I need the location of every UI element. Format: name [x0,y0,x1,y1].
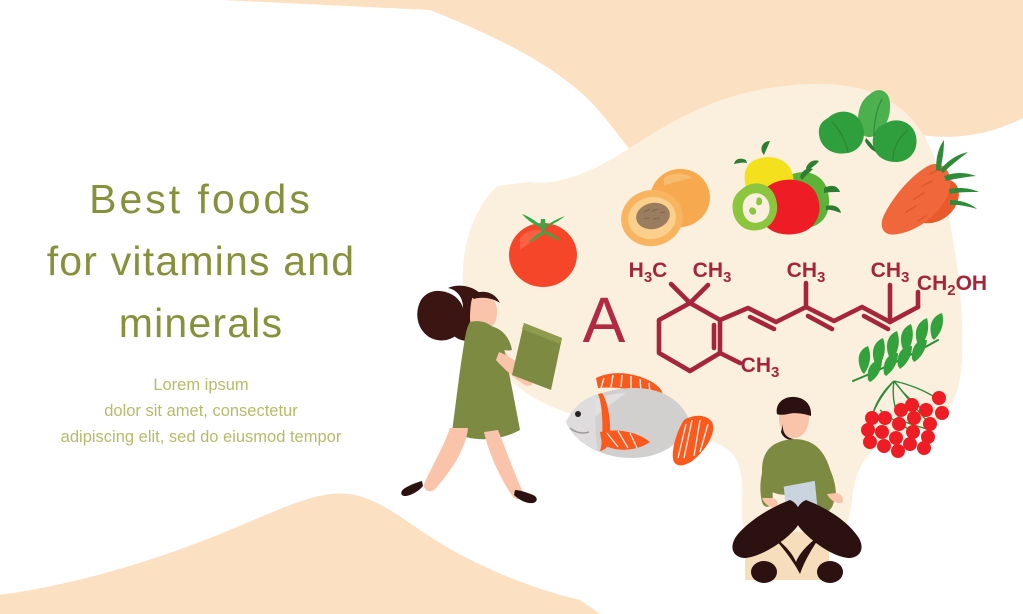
label-h3c: H3C [629,259,668,286]
headline-block: Best foods for vitamins and minerals Lor… [0,168,402,450]
spinach-leaves-icon [819,90,917,162]
rowan-berry-cluster [861,391,949,458]
rowan-berries-icon [853,313,949,458]
sitting-man-character [732,397,861,583]
label-ch3-b: CH3 [787,259,826,286]
apricot-icon [616,161,718,252]
subtext-line-1: Lorem ipsum [0,372,402,398]
rowan-leaflets [859,313,943,382]
subtext-line-2: dolor sit amet, consectetur [0,398,402,424]
illustration-canvas: A H3C [0,0,1023,614]
label-ch3-ring: CH3 [741,354,780,381]
tomato-icon [509,214,577,287]
label-ch3-a: CH3 [693,259,732,286]
subtext-line-3: adipiscing elit, sed do eiusmod tempor [0,424,402,450]
bell-peppers-icon [732,141,841,234]
subtext-block: Lorem ipsum dolor sit amet, consectetur … [0,372,402,450]
walking-woman-character [401,286,562,503]
headline-line-1: Best foods [0,168,402,230]
headline-line-3: minerals [0,292,402,354]
fish-icon [566,373,713,465]
vitamin-letter: A [583,284,626,356]
label-ch3-c: CH3 [871,259,910,286]
headline-line-2: for vitamins and [0,230,402,292]
label-ch2oh: CH2OH [917,272,987,299]
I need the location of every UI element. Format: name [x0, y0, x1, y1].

■ Required work ■
Rewrite the lines of the item above as a JSON list of strings, one string per line, skipping blank lines and leaving out the picture.

■ Final result ■
[
  "I need the location of every UI element. Format: name [x0,y0,x1,y1].",
  "label-h3c: H3C [629,259,668,286]",
  "headline-block: Best foods for vitamins and minerals Lor… [0,168,402,450]",
  "spinach-leaves-icon [819,90,917,162]",
  "rowan-berry-cluster [861,391,949,458]",
  "rowan-berries-icon [853,313,949,458]",
  "sitting-man-character [732,397,861,583]",
  "label-ch3-b: CH3 [787,259,826,286]",
  "apricot-icon [616,161,718,252]",
  "subtext-line-1: Lorem ipsum [0,372,402,398]",
  "rowan-leaflets [859,313,943,382]",
  "subtext-line-2: dolor sit amet, consectetur [0,398,402,424]",
  "illustration-canvas: A H3C [0,0,1023,614]",
  "label-ch3-ring: CH3 [741,354,780,381]",
  "tomato-icon [509,214,577,287]",
  "label-ch3-a: CH3 [693,259,732,286]",
  "subtext-line-3: adipiscing elit, sed do eiusmod tempor [0,424,402,450]",
  "bell-peppers-icon [732,141,841,234]",
  "subtext-block: Lorem ipsum dolor sit amet, consectetur … [0,372,402,450]",
  "walking-woman-character [401,286,562,503]",
  "headline-line-1: Best foods [0,168,402,230]",
  "headline-line-3: minerals [0,292,402,354]",
  "fish-icon [566,373,713,465]",
  "vitamin-letter: A [583,284,626,356]",
  "label-ch3-c: CH3 [871,259,910,286]",
  "headline-line-2: for vitamins and [0,230,402,292]",
  "label-ch2oh: CH2OH [917,272,987,299]",
  "I need the location of every UI element. Format: name [x0, y0, x1, y1]."
]